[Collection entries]
--- --- ---

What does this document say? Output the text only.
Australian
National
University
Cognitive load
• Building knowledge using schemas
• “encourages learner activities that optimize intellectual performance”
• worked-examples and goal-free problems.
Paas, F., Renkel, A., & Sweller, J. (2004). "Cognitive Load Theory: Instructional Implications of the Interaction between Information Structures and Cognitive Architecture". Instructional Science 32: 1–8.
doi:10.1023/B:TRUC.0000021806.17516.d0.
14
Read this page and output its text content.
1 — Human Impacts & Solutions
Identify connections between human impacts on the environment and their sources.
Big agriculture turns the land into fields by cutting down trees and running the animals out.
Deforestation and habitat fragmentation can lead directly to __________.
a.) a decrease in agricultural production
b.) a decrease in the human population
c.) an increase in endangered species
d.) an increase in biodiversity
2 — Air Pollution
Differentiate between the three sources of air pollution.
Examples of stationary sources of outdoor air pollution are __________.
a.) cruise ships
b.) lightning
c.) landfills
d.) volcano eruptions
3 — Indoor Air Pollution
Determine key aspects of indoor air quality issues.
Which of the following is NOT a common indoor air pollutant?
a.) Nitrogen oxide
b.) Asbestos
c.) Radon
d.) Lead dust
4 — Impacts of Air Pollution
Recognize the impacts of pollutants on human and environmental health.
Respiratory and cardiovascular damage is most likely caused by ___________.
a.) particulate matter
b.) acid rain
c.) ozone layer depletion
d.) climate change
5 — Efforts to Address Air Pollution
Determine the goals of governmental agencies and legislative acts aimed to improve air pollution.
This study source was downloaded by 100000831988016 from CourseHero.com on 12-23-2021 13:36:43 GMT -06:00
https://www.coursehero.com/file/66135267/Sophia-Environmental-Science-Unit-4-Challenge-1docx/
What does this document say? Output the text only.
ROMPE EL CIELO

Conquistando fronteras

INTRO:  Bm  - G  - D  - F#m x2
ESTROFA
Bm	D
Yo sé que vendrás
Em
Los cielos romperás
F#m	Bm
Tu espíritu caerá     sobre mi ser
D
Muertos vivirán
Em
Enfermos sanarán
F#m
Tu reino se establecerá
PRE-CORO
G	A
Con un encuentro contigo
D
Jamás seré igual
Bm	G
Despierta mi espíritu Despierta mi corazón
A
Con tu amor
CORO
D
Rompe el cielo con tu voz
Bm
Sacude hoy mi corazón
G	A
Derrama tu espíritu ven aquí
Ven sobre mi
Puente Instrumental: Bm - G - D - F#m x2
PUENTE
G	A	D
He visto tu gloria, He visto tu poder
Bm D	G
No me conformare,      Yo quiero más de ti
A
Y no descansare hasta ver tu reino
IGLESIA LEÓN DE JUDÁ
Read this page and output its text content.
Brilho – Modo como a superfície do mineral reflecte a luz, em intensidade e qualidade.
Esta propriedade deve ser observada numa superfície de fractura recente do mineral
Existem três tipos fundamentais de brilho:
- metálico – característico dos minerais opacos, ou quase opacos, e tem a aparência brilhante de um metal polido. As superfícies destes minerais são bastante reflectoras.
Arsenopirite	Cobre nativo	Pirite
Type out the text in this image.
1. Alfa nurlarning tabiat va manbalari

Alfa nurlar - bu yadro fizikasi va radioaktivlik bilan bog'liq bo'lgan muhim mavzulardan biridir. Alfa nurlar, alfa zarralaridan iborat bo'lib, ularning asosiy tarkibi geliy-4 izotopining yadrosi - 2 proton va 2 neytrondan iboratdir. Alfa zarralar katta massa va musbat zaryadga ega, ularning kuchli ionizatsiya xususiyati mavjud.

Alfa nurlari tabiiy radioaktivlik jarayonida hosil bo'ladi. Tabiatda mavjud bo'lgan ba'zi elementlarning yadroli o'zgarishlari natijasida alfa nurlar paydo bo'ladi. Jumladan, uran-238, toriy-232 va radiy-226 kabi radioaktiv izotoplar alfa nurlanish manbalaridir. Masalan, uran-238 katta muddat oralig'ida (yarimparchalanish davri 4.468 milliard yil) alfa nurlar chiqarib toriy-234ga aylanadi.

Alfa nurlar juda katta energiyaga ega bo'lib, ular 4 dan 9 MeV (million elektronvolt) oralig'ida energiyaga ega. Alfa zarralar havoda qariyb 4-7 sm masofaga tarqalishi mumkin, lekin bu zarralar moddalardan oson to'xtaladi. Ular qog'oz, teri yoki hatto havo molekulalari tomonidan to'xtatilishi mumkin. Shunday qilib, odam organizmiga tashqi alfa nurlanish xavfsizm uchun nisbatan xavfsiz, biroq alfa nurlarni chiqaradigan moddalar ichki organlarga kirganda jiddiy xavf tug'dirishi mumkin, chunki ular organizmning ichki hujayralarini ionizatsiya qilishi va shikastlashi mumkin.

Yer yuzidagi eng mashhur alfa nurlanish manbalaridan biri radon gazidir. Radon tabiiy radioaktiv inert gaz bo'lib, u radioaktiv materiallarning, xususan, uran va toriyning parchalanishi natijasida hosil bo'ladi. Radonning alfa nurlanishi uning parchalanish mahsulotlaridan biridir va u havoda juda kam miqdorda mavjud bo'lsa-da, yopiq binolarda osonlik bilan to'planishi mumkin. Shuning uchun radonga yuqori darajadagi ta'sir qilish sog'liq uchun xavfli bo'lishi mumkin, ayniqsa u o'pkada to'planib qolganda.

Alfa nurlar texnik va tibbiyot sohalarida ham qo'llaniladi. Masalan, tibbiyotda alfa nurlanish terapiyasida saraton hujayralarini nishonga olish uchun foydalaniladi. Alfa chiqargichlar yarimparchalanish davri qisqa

--- --- ---

▸ Objective:
Your task is to output all of the data above word for word.

▸ Expected output:
What does this document say? Output the text only.
Australian
National
University
Cognitive load
• Building knowledge using schemas
• “encourages learner activities that optimize intellectual performance”
• worked-examples and goal-free problems.
Paas, F., Renkel, A., & Sweller, J. (2004). "Cognitive Load Theory: Instructional Implications of the Interaction between Information Structures and Cognitive Architecture". Instructional Science 32: 1–8.
doi:10.1023/B:TRUC.0000021806.17516.d0.
14
Read this page and output its text content.
1 — Human Impacts & Solutions
Identify connections between human impacts on the environment and their sources.
Big agriculture turns the land into fields by cutting down trees and running the animals out.
Deforestation and habitat fragmentation can lead directly to __________.
a.) a decrease in agricultural production
b.) a decrease in the human population
c.) an increase in endangered species
d.) an increase in biodiversity
2 — Air Pollution
Differentiate between the three sources of air pollution.
Examples of stationary sources of outdoor air pollution are __________.
a.) cruise ships
b.) lightning
c.) landfills
d.) volcano eruptions
3 — Indoor Air Pollution
Determine key aspects of indoor air quality issues.
Which of the following is NOT a common indoor air pollutant?
a.) Nitrogen oxide
b.) Asbestos
c.) Radon
d.) Lead dust
4 — Impacts of Air Pollution
Recognize the impacts of pollutants on human and environmental health.
Respiratory and cardiovascular damage is most likely caused by ___________.
a.) particulate matter
b.) acid rain
c.) ozone layer depletion
d.) climate change
5 — Efforts to Address Air Pollution
Determine the goals of governmental agencies and legislative acts aimed to improve air pollution.
This study source was downloaded by 100000831988016 from CourseHero.com on 12-23-2021 13:36:43 GMT -06:00
https://www.coursehero.com/file/66135267/Sophia-Environmental-Science-Unit-4-Challenge-1docx/
What does this document say? Output the text only.
ROMPE EL CIELO

Conquistando fronteras

INTRO:  Bm  - G  - D  - F#m x2
ESTROFA
Bm	D
Yo sé que vendrás
Em
Los cielos romperás
F#m	Bm
Tu espíritu caerá     sobre mi ser
D
Muertos vivirán
Em
Enfermos sanarán
F#m
Tu reino se establecerá
PRE-CORO
G	A
Con un encuentro contigo
D
Jamás seré igual
Bm	G
Despierta mi espíritu Despierta mi corazón
A
Con tu amor
CORO
D
Rompe el cielo con tu voz
Bm
Sacude hoy mi corazón
G	A
Derrama tu espíritu ven aquí
Ven sobre mi
Puente Instrumental: Bm - G - D - F#m x2
PUENTE
G	A	D
He visto tu gloria, He visto tu poder
Bm D	G
No me conformare,      Yo quiero más de ti
A
Y no descansare hasta ver tu reino
IGLESIA LEÓN DE JUDÁ
Read this page and output its text content.
Brilho – Modo como a superfície do mineral reflecte a luz, em intensidade e qualidade.
Esta propriedade deve ser observada numa superfície de fractura recente do mineral
Existem três tipos fundamentais de brilho:
- metálico – característico dos minerais opacos, ou quase opacos, e tem a aparência brilhante de um metal polido. As superfícies destes minerais são bastante reflectoras.
Arsenopirite	Cobre nativo	Pirite
Type out the text in this image.
1. Alfa nurlarning tabiat va manbalari

Alfa nurlar - bu yadro fizikasi va radioaktivlik bilan bog'liq bo'lgan muhim mavzulardan biridir. Alfa nurlar, alfa zarralaridan iborat bo'lib, ularning asosiy tarkibi geliy-4 izotopining yadrosi - 2 proton va 2 neytrondan iboratdir. Alfa zarralar katta massa va musbat zaryadga ega, ularning kuchli ionizatsiya xususiyati mavjud.

Alfa nurlari tabiiy radioaktivlik jarayonida hosil bo'ladi. Tabiatda mavjud bo'lgan ba'zi elementlarning yadroli o'zgarishlari natijasida alfa nurlar paydo bo'ladi. Jumladan, uran-238, toriy-232 va radiy-226 kabi radioaktiv izotoplar alfa nurlanish manbalaridir. Masalan, uran-238 katta muddat oralig'ida (yarimparchalanish davri 4.468 milliard yil) alfa nurlar chiqarib toriy-234ga aylanadi.

Alfa nurlar juda katta energiyaga ega bo'lib, ular 4 dan 9 MeV (million elektronvolt) oralig'ida energiyaga ega. Alfa zarralar havoda qariyb 4-7 sm masofaga tarqalishi mumkin, lekin bu zarralar moddalardan oson to'xtaladi. Ular qog'oz, teri yoki hatto havo molekulalari tomonidan to'xtatilishi mumkin. Shunday qilib, odam organizmiga tashqi alfa nurlanish xavfsizm uchun nisbatan xavfsiz, biroq alfa nurlarni chiqaradigan moddalar ichki organlarga kirganda jiddiy xavf tug'dirishi mumkin, chunki ular organizmning ichki hujayralarini ionizatsiya qilishi va shikastlashi mumkin.

Yer yuzidagi eng mashhur alfa nurlanish manbalaridan biri radon gazidir. Radon tabiiy radioaktiv inert gaz bo'lib, u radioaktiv materiallarning, xususan, uran va toriyning parchalanishi natijasida hosil bo'ladi. Radonning alfa nurlanishi uning parchalanish mahsulotlaridan biridir va u havoda juda kam miqdorda mavjud bo'lsa-da, yopiq binolarda osonlik bilan to'planishi mumkin. Shuning uchun radonga yuqori darajadagi ta'sir qilish sog'liq uchun xavfli bo'lishi mumkin, ayniqsa u o'pkada to'planib qolganda.

Alfa nurlar texnik va tibbiyot sohalarida ham qo'llaniladi. Masalan, tibbiyotda alfa nurlanish terapiyasida saraton hujayralarini nishonga olish uchun foydalaniladi. Alfa chiqargichlar yarimparchalanish davri qisqa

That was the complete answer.